▶ _Written request_
Your answer should be a single number: the count of lines that include "JSON".

====== Source data ======

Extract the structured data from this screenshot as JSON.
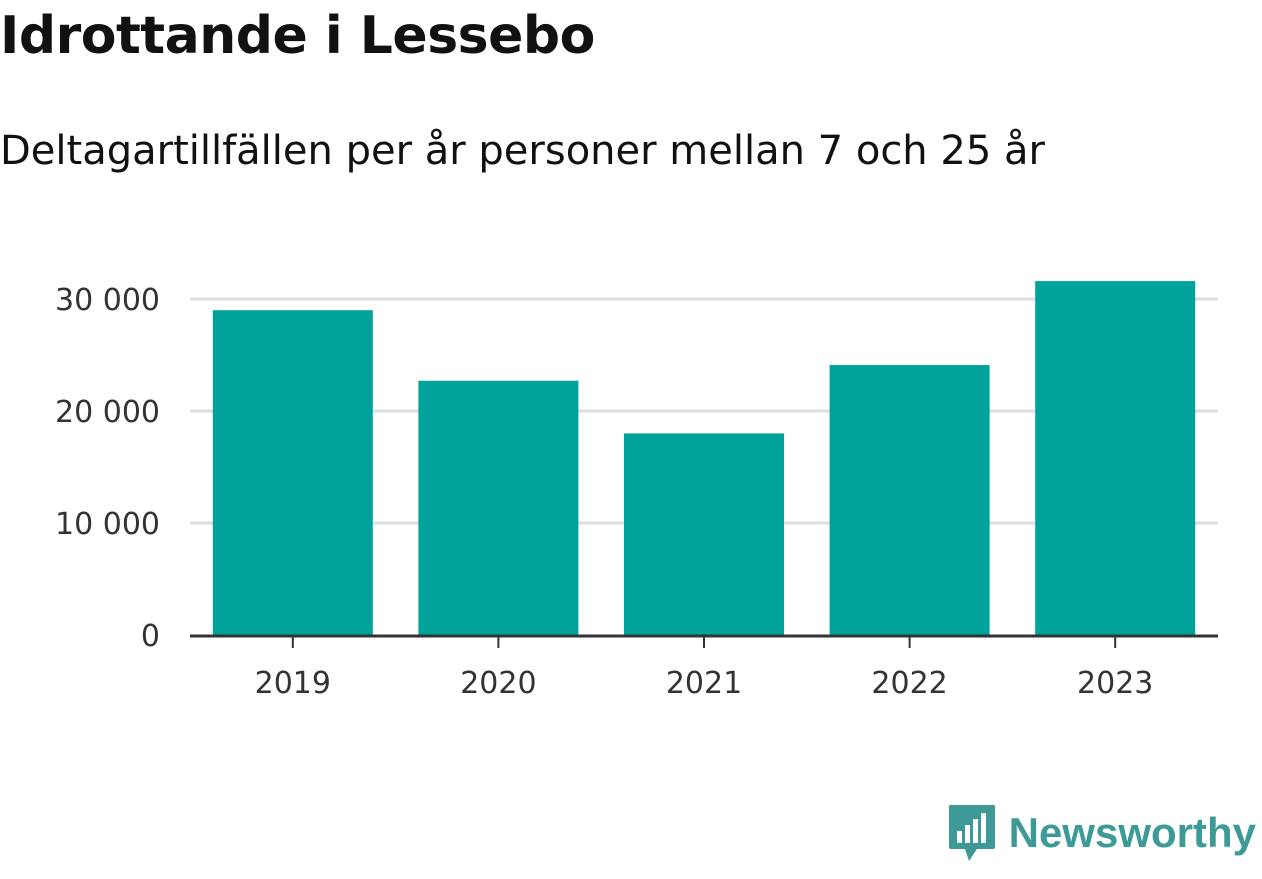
{
  "title": "Idrottande i Lessebo",
  "subtitle": "Deltagartillfällen per år personer mellan 7 och 25 år",
  "brand": {
    "name": "Newsworthy",
    "icon": "newsworthy-logo-icon",
    "color": "#3d9a97"
  },
  "colors": {
    "bar": "#00a39a",
    "grid": "#dddddd",
    "axis": "#333333",
    "text": "#333333"
  },
  "chart_data": {
    "type": "bar",
    "categories": [
      "2019",
      "2020",
      "2021",
      "2022",
      "2023"
    ],
    "values": [
      29000,
      22700,
      18000,
      24100,
      31600
    ],
    "ylim": [
      0,
      32000
    ],
    "yticks": [
      0,
      10000,
      20000,
      30000
    ],
    "ytick_labels": [
      "0",
      "10 000",
      "20 000",
      "30 000"
    ],
    "grid": true,
    "legend": false
  }
}
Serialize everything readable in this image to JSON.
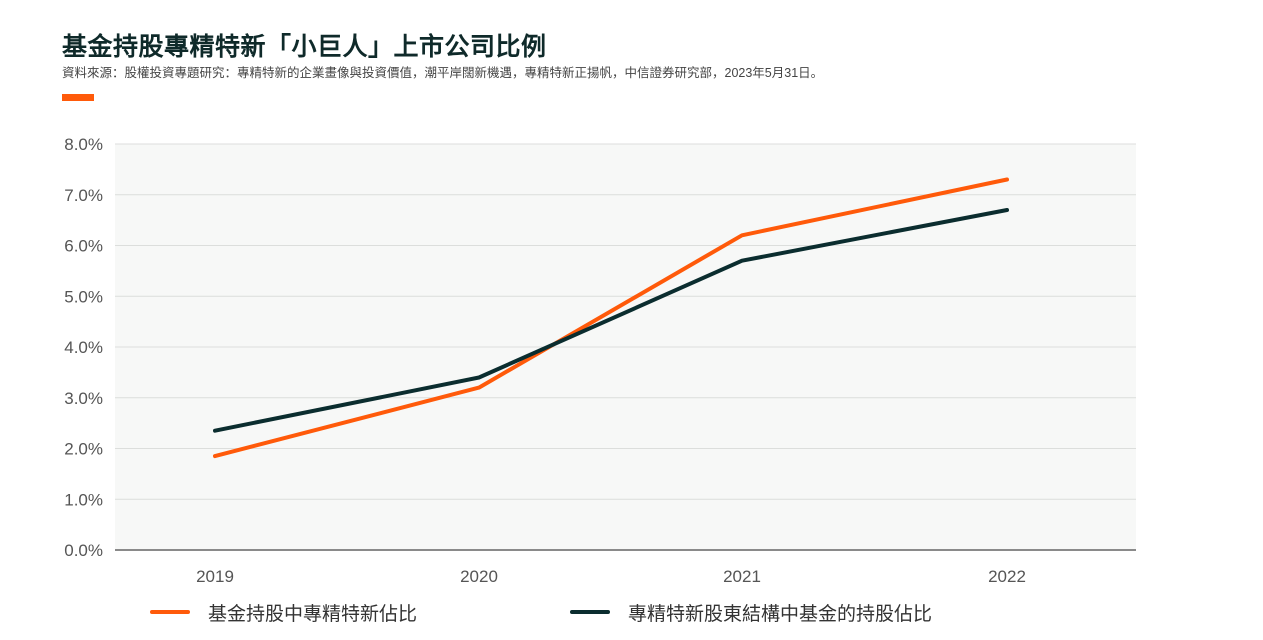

======

▶ _Task output_
2